**OBJECTIVE**.
Pick every line with "arrow" from the material below.

**RECORDS SHOWN**.
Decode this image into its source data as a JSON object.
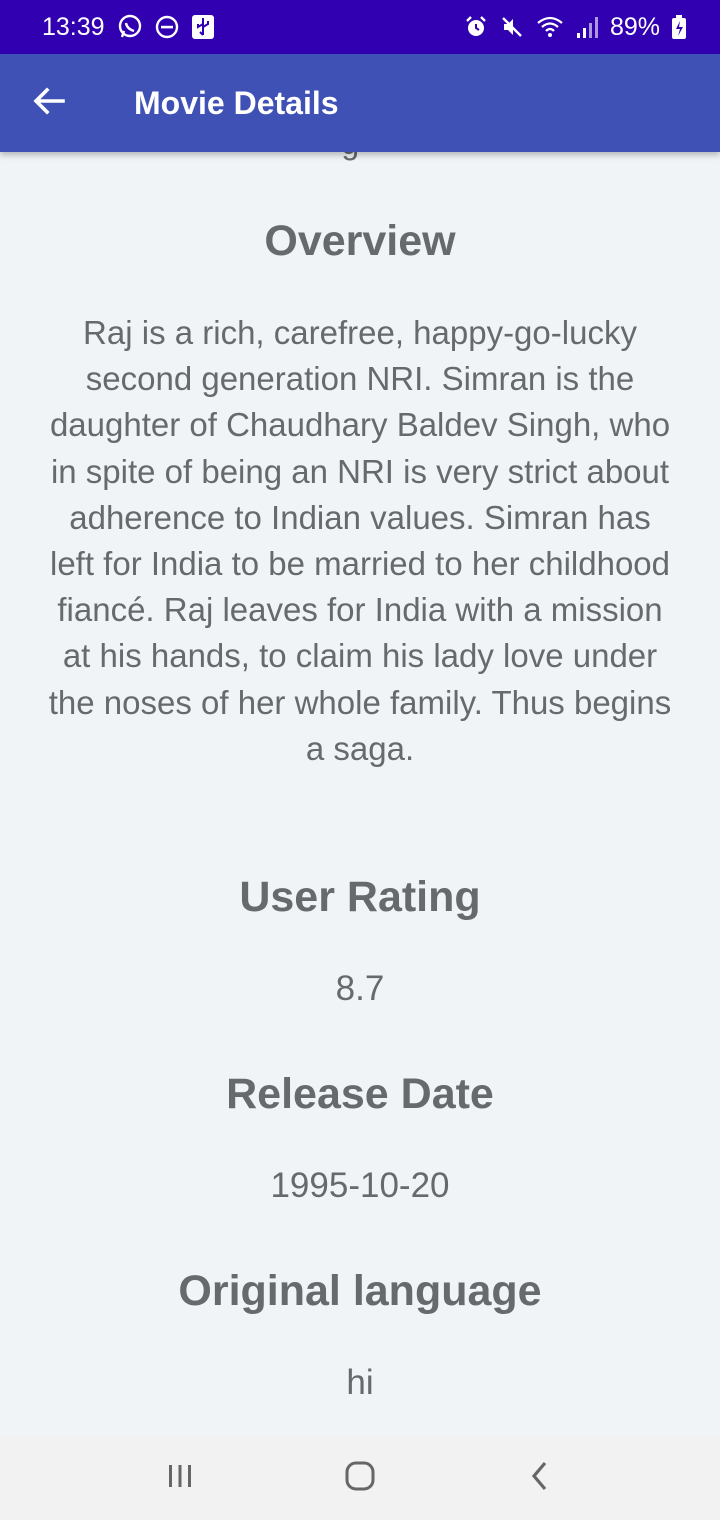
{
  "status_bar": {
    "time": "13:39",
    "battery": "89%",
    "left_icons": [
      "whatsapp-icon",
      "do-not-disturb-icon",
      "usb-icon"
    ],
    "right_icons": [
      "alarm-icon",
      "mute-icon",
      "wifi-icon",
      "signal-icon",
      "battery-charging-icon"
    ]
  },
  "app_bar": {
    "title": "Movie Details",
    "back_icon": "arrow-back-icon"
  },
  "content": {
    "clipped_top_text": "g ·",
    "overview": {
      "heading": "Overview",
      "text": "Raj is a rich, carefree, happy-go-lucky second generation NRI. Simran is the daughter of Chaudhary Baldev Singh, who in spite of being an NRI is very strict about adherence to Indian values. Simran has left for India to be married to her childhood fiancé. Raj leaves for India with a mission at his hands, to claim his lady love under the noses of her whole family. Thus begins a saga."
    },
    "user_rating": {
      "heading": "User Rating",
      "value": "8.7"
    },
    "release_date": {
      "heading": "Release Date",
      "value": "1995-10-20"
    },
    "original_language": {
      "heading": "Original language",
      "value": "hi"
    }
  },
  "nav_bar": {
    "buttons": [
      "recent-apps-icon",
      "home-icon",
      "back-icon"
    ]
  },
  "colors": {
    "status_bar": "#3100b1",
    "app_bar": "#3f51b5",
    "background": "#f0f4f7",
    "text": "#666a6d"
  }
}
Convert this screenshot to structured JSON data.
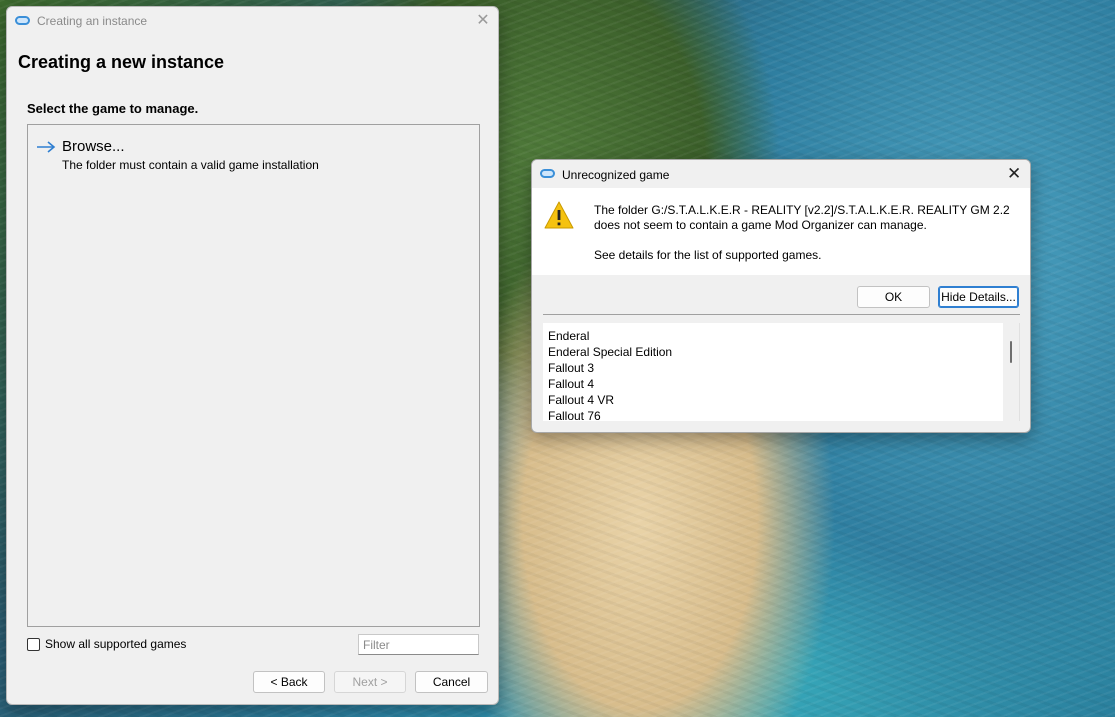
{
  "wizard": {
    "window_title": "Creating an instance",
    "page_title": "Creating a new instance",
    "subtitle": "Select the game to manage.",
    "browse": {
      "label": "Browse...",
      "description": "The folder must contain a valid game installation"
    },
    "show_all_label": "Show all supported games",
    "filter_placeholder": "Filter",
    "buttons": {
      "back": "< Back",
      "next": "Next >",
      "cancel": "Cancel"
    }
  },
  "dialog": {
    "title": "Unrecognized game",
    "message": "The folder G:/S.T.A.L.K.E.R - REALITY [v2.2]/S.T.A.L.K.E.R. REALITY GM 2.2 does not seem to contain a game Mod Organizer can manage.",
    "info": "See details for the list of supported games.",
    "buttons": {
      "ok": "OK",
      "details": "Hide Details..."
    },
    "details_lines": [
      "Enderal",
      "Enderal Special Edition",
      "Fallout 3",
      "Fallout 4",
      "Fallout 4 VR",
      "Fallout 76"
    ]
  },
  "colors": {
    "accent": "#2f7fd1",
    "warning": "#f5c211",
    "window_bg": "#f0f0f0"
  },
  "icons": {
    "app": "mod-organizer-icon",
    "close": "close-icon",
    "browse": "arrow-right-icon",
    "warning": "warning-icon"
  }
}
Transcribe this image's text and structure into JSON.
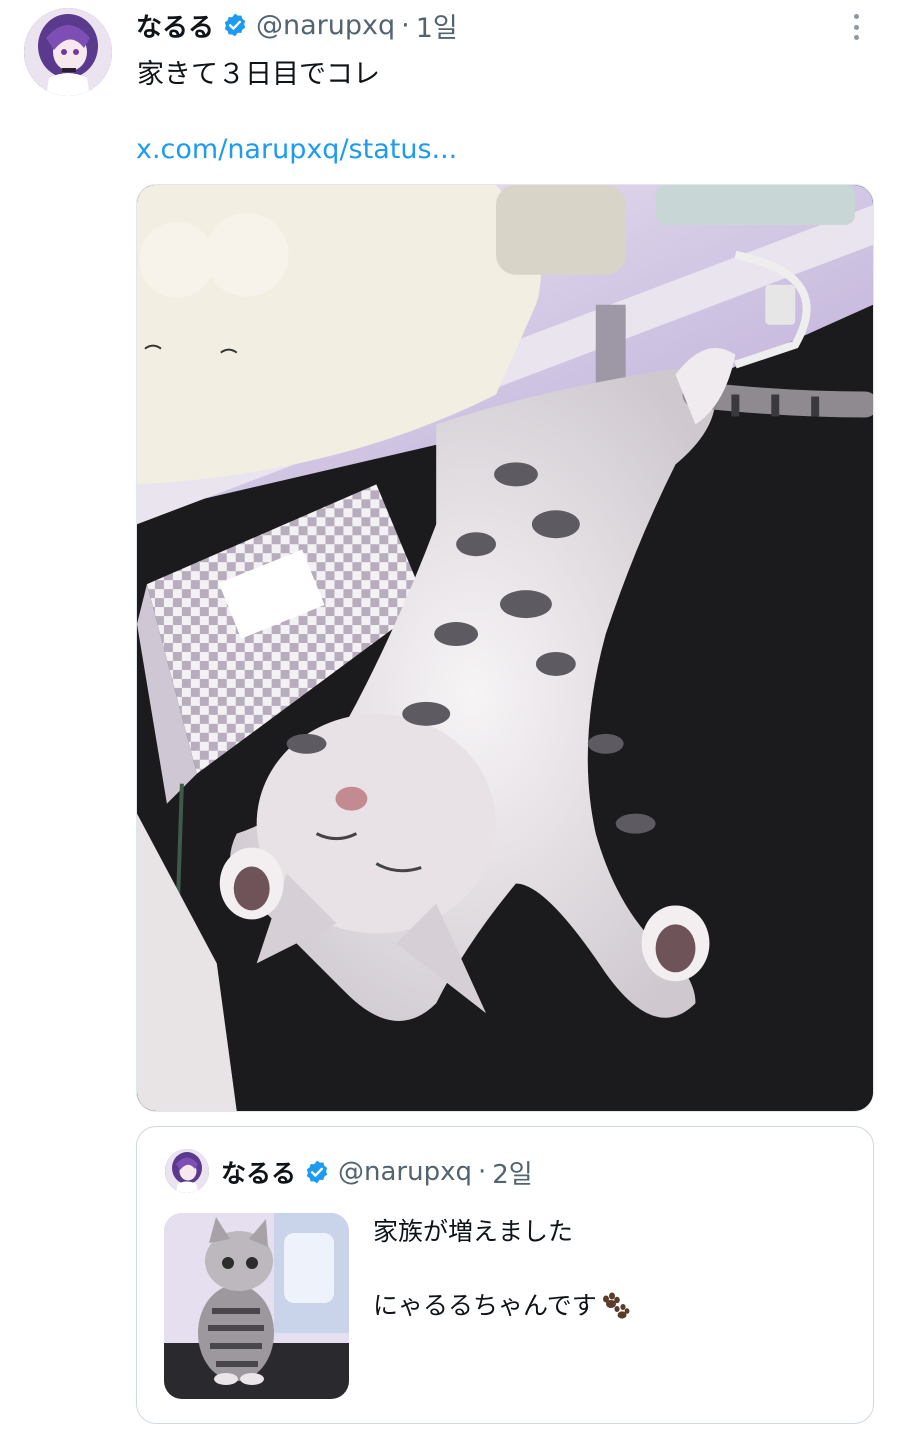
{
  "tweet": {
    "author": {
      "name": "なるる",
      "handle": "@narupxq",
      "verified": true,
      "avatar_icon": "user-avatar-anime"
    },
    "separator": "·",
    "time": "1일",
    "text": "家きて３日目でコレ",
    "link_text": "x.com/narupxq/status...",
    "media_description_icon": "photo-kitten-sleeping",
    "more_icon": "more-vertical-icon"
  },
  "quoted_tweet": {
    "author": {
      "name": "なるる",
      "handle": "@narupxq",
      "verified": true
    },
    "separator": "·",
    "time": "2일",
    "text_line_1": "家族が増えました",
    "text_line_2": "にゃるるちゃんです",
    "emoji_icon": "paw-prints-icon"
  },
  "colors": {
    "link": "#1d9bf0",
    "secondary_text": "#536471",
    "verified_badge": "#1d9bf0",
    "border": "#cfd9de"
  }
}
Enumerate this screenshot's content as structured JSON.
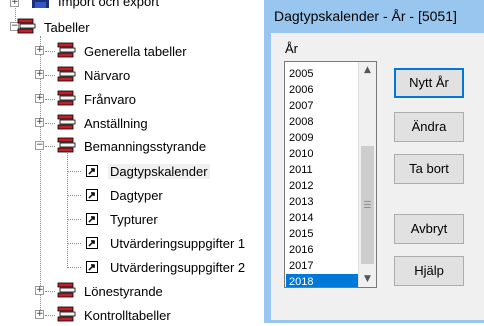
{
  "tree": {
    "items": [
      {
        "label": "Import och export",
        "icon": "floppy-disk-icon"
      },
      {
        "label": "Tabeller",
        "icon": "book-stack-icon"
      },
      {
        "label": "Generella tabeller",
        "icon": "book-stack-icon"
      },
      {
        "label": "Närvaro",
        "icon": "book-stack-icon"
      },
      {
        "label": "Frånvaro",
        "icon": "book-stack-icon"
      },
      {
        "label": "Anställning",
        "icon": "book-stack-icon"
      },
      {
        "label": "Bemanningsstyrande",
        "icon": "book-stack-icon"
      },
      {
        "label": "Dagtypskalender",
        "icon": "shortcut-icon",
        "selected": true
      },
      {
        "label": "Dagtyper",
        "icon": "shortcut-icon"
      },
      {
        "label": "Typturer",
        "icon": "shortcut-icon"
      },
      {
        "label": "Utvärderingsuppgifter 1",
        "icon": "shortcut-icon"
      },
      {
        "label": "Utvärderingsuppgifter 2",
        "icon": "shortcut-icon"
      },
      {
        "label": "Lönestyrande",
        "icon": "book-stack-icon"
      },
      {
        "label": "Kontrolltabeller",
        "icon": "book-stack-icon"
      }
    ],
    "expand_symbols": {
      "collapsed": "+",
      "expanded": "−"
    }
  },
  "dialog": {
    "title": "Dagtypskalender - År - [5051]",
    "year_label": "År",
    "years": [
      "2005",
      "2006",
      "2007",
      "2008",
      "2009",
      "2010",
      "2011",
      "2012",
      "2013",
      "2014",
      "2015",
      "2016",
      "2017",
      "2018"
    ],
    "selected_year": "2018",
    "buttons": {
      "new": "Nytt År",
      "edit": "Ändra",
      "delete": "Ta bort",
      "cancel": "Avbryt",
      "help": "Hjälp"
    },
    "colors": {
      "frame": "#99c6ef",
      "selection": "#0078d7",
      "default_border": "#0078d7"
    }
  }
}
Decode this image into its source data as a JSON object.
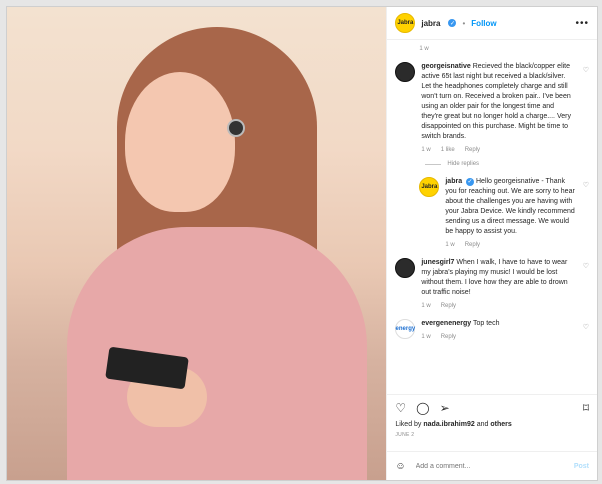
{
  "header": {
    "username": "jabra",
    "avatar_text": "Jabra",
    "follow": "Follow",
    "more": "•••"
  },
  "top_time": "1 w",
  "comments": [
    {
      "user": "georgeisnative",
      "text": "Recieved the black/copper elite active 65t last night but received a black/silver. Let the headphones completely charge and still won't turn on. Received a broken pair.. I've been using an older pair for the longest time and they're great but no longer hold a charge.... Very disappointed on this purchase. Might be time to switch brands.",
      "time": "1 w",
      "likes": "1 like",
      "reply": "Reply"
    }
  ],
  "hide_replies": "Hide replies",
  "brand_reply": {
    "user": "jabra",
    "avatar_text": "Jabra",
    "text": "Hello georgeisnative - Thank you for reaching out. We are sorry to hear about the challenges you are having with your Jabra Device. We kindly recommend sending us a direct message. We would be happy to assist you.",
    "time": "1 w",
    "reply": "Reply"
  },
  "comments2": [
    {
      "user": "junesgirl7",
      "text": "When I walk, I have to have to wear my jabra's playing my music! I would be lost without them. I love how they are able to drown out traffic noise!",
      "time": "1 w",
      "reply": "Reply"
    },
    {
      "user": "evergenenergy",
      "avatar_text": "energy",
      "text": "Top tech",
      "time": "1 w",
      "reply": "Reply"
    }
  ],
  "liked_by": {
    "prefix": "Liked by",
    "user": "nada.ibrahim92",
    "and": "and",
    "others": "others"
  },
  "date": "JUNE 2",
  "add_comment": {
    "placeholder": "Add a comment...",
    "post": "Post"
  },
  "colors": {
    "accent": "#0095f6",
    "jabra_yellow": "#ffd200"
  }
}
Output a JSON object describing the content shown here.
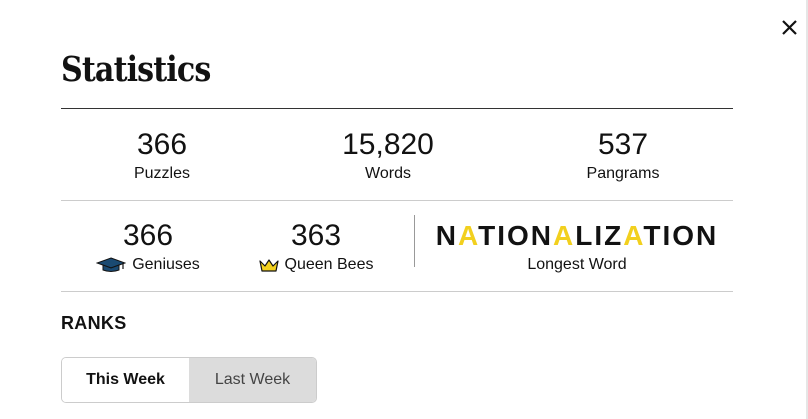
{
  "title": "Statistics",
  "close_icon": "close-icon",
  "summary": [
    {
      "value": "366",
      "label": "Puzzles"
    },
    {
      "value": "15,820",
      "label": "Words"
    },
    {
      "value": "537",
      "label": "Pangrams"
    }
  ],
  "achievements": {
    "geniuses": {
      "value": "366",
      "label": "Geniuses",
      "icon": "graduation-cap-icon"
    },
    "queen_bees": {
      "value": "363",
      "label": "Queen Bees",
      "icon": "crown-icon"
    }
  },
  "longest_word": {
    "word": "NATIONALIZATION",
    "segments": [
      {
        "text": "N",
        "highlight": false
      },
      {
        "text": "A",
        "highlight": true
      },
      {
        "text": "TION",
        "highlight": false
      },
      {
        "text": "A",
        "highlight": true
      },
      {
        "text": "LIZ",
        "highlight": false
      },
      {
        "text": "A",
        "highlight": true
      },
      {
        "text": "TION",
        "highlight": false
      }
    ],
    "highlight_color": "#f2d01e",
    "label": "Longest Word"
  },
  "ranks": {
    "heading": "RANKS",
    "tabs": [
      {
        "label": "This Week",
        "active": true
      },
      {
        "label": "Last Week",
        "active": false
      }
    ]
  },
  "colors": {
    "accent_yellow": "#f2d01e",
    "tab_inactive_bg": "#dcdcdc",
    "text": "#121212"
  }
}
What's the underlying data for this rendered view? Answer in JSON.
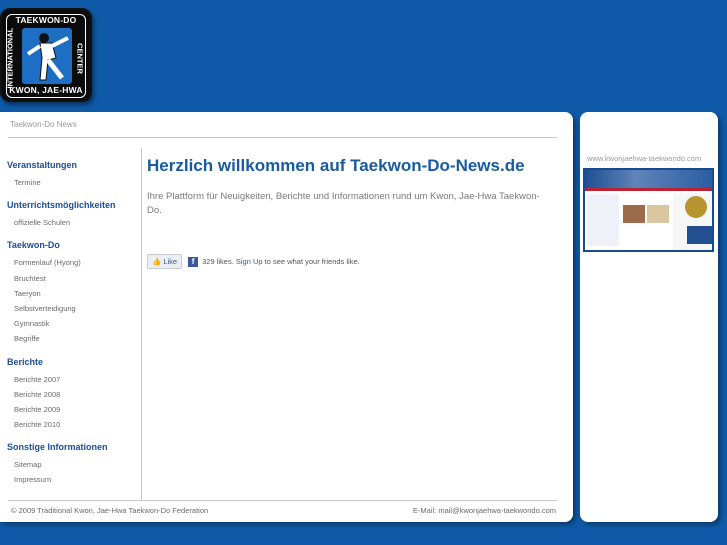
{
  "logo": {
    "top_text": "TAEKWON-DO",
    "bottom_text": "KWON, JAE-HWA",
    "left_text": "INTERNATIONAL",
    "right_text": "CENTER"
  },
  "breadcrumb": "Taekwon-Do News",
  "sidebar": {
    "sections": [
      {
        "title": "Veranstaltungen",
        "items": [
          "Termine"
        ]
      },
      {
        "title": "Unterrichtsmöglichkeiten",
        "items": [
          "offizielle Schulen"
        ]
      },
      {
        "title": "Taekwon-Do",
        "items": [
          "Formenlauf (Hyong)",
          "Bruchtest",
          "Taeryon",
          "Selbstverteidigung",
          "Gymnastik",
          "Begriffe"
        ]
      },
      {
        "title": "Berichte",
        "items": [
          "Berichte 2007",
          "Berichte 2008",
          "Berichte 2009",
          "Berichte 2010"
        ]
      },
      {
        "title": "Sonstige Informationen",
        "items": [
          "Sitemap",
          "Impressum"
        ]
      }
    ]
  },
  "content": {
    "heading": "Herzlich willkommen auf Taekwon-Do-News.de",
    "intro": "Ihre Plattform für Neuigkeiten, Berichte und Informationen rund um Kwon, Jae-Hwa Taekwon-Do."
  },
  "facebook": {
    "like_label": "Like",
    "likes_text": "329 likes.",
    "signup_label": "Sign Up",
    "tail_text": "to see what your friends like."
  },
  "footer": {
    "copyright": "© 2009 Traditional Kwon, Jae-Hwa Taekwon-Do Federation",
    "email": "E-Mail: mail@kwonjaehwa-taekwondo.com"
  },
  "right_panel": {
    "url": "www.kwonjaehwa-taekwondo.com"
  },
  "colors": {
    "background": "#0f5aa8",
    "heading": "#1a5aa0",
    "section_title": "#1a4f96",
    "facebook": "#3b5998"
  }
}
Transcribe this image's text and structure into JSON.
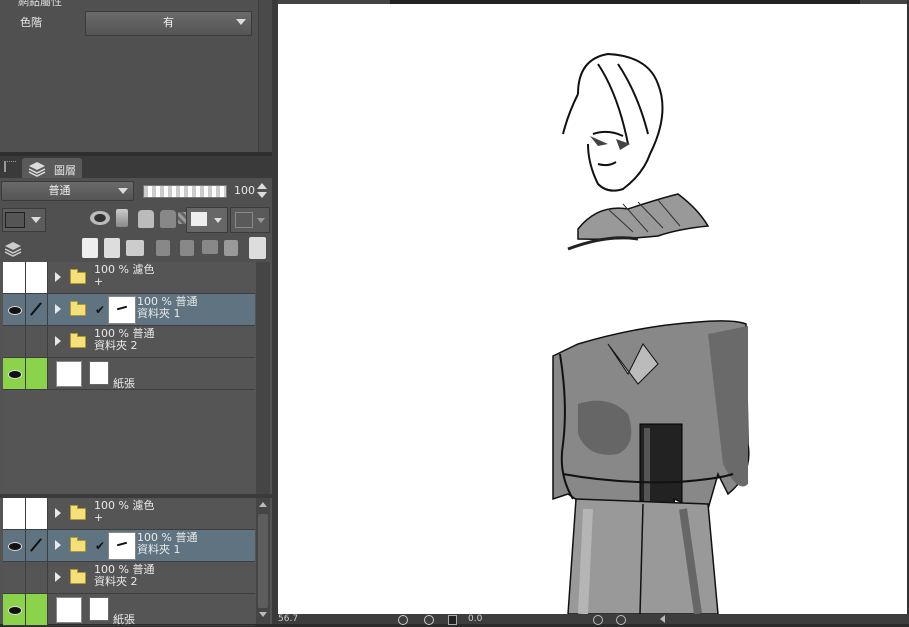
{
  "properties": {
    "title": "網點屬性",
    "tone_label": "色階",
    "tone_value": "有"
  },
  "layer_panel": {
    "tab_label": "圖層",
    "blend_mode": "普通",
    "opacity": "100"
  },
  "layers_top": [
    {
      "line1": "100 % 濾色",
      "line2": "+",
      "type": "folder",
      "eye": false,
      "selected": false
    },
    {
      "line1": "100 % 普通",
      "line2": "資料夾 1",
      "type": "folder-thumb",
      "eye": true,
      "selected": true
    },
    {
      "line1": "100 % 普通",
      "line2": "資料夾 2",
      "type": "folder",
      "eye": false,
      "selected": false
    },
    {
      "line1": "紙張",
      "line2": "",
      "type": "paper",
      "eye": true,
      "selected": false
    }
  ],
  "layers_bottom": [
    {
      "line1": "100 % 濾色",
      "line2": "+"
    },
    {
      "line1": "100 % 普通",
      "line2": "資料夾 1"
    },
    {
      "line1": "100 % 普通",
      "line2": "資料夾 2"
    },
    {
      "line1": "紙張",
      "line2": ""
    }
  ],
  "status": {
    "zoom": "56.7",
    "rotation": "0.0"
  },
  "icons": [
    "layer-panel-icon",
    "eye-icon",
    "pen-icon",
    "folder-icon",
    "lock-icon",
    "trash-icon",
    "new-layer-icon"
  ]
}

**RESULT**.
    "back_icon": "arrow-back-icon"
    "browse": "arrow-right-icon",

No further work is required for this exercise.